## A block of data:
===

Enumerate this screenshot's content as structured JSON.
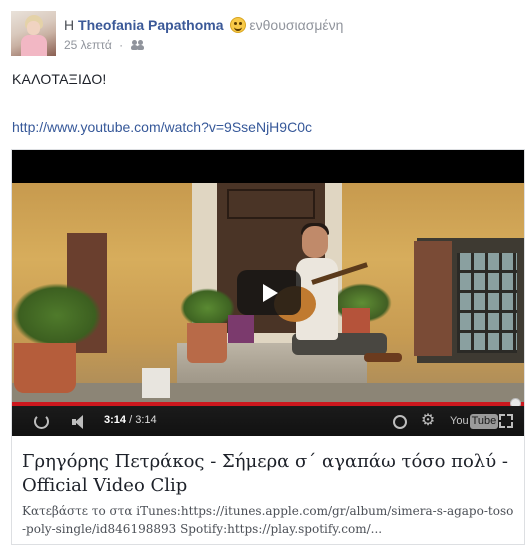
{
  "post": {
    "author_prefix": "Η",
    "author_name": "Theofania Papathoma",
    "feeling_icon": "happy-emoji-icon",
    "feeling_text": "ενθουσιασμένη",
    "timestamp": "25 λεπτά",
    "separator": "·",
    "audience_icon": "friends-icon",
    "text": "ΚΑΛΟΤΑΞΙΔΟ!",
    "link_url": "http://www.youtube.com/watch?v=9SseNjH9C0c"
  },
  "video": {
    "progress": 1.0,
    "time_current": "3:14",
    "time_sep": " / ",
    "time_total": "3:14",
    "logo_you": "You",
    "logo_tube": "Tube",
    "colors": {
      "progress": "#cc181e",
      "controls_bg": "#1b1b1b"
    }
  },
  "attachment": {
    "title": "Γρηγόρης Πετράκος - Σήμερα σ΄ αγαπάω τόσο πολύ - Official Video Clip",
    "description": "Κατεβάστε το στα iTunes:https://itunes.apple.com/gr/album/simera-s-agapo-toso-poly-single/id846198893 Spotify:https://play.spotify.com/..."
  },
  "colors": {
    "author_link": "#3b5998",
    "url_link": "#365899",
    "muted": "#90949c"
  }
}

===

## Problem to solve:
Write out the whole listing exactly, and drop the pictures.

## Expected answer:
Enumerate this screenshot's content as structured JSON.
{
  "post": {
    "author_prefix": "Η",
    "author_name": "Theofania Papathoma",
    "feeling_icon": "happy-emoji-icon",
    "feeling_text": "ενθουσιασμένη",
    "timestamp": "25 λεπτά",
    "separator": "·",
    "audience_icon": "friends-icon",
    "text": "ΚΑΛΟΤΑΞΙΔΟ!",
    "link_url": "http://www.youtube.com/watch?v=9SseNjH9C0c"
  },
  "video": {
    "progress": 1.0,
    "time_current": "3:14",
    "time_sep": " / ",
    "time_total": "3:14",
    "logo_you": "You",
    "logo_tube": "Tube",
    "colors": {
      "progress": "#cc181e",
      "controls_bg": "#1b1b1b"
    }
  },
  "attachment": {
    "title": "Γρηγόρης Πετράκος - Σήμερα σ΄ αγαπάω τόσο πολύ - Official Video Clip",
    "description": "Κατεβάστε το στα iTunes:https://itunes.apple.com/gr/album/simera-s-agapo-toso-poly-single/id846198893 Spotify:https://play.spotify.com/..."
  },
  "colors": {
    "author_link": "#3b5998",
    "url_link": "#365899",
    "muted": "#90949c"
  }
}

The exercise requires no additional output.